*YOUR TASK*. Return all of the lines below exactly as they are.

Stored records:
▬▬▬

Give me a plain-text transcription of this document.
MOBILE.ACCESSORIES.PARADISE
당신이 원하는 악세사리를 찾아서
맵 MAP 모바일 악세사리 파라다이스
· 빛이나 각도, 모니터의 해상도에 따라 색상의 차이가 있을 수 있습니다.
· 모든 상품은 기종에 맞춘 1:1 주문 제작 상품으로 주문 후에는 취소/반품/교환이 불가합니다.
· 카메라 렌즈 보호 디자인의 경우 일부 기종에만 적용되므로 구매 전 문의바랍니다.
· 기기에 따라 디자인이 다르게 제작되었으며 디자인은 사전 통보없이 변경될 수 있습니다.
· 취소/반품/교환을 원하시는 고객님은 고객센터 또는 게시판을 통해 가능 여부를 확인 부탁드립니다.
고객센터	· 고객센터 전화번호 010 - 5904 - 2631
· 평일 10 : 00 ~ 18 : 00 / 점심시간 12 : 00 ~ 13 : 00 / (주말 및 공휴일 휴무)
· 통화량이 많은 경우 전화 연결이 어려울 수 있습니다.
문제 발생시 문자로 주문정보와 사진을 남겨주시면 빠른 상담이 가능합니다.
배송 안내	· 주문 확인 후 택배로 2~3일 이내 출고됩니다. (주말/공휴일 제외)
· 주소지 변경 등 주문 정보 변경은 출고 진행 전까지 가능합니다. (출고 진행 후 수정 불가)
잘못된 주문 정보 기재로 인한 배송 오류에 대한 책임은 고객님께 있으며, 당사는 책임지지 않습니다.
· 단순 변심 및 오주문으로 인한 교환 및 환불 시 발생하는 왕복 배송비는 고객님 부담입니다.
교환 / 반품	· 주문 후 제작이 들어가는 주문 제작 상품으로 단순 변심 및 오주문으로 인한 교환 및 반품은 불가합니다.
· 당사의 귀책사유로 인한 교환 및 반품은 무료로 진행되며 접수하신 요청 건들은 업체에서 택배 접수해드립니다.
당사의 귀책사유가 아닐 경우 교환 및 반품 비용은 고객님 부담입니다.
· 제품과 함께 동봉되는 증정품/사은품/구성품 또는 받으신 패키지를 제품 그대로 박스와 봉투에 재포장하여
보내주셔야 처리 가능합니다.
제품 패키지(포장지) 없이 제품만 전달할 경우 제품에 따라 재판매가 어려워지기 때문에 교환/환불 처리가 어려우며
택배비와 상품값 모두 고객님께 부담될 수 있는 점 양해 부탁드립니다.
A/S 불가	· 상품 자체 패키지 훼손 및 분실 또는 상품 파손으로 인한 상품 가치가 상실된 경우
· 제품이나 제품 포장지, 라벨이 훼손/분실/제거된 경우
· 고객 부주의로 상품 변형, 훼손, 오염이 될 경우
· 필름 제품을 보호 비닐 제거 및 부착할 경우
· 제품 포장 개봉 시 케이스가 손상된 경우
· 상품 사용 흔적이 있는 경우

▬▬▬

*TASK OUTPUT*.
Give me a plain-text transcription of this document.
MOBILE.ACCESSORIES.PARADISE
당신이 원하는 악세사리를 찾아서
맵 MAP 모바일 악세사리 파라다이스
· 빛이나 각도, 모니터의 해상도에 따라 색상의 차이가 있을 수 있습니다.
· 모든 상품은 기종에 맞춘 1:1 주문 제작 상품으로 주문 후에는 취소/반품/교환이 불가합니다.
· 카메라 렌즈 보호 디자인의 경우 일부 기종에만 적용되므로 구매 전 문의바랍니다.
· 기기에 따라 디자인이 다르게 제작되었으며 디자인은 사전 통보없이 변경될 수 있습니다.
· 취소/반품/교환을 원하시는 고객님은 고객센터 또는 게시판을 통해 가능 여부를 확인 부탁드립니다.
고객센터	· 고객센터 전화번호 010 - 5904 - 2631
· 평일 10 : 00 ~ 18 : 00 / 점심시간 12 : 00 ~ 13 : 00 / (주말 및 공휴일 휴무)
· 통화량이 많은 경우 전화 연결이 어려울 수 있습니다.
문제 발생시 문자로 주문정보와 사진을 남겨주시면 빠른 상담이 가능합니다.
배송 안내	· 주문 확인 후 택배로 2~3일 이내 출고됩니다. (주말/공휴일 제외)
· 주소지 변경 등 주문 정보 변경은 출고 진행 전까지 가능합니다. (출고 진행 후 수정 불가)
잘못된 주문 정보 기재로 인한 배송 오류에 대한 책임은 고객님께 있으며, 당사는 책임지지 않습니다.
· 단순 변심 및 오주문으로 인한 교환 및 환불 시 발생하는 왕복 배송비는 고객님 부담입니다.
교환 / 반품	· 주문 후 제작이 들어가는 주문 제작 상품으로 단순 변심 및 오주문으로 인한 교환 및 반품은 불가합니다.
· 당사의 귀책사유로 인한 교환 및 반품은 무료로 진행되며 접수하신 요청 건들은 업체에서 택배 접수해드립니다.
당사의 귀책사유가 아닐 경우 교환 및 반품 비용은 고객님 부담입니다.
· 제품과 함께 동봉되는 증정품/사은품/구성품 또는 받으신 패키지를 제품 그대로 박스와 봉투에 재포장하여
보내주셔야 처리 가능합니다.
제품 패키지(포장지) 없이 제품만 전달할 경우 제품에 따라 재판매가 어려워지기 때문에 교환/환불 처리가 어려우며
택배비와 상품값 모두 고객님께 부담될 수 있는 점 양해 부탁드립니다.
A/S 불가	· 상품 자체 패키지 훼손 및 분실 또는 상품 파손으로 인한 상품 가치가 상실된 경우
· 제품이나 제품 포장지, 라벨이 훼손/분실/제거된 경우
· 고객 부주의로 상품 변형, 훼손, 오염이 될 경우
· 필름 제품을 보호 비닐 제거 및 부착할 경우
· 제품 포장 개봉 시 케이스가 손상된 경우
· 상품 사용 흔적이 있는 경우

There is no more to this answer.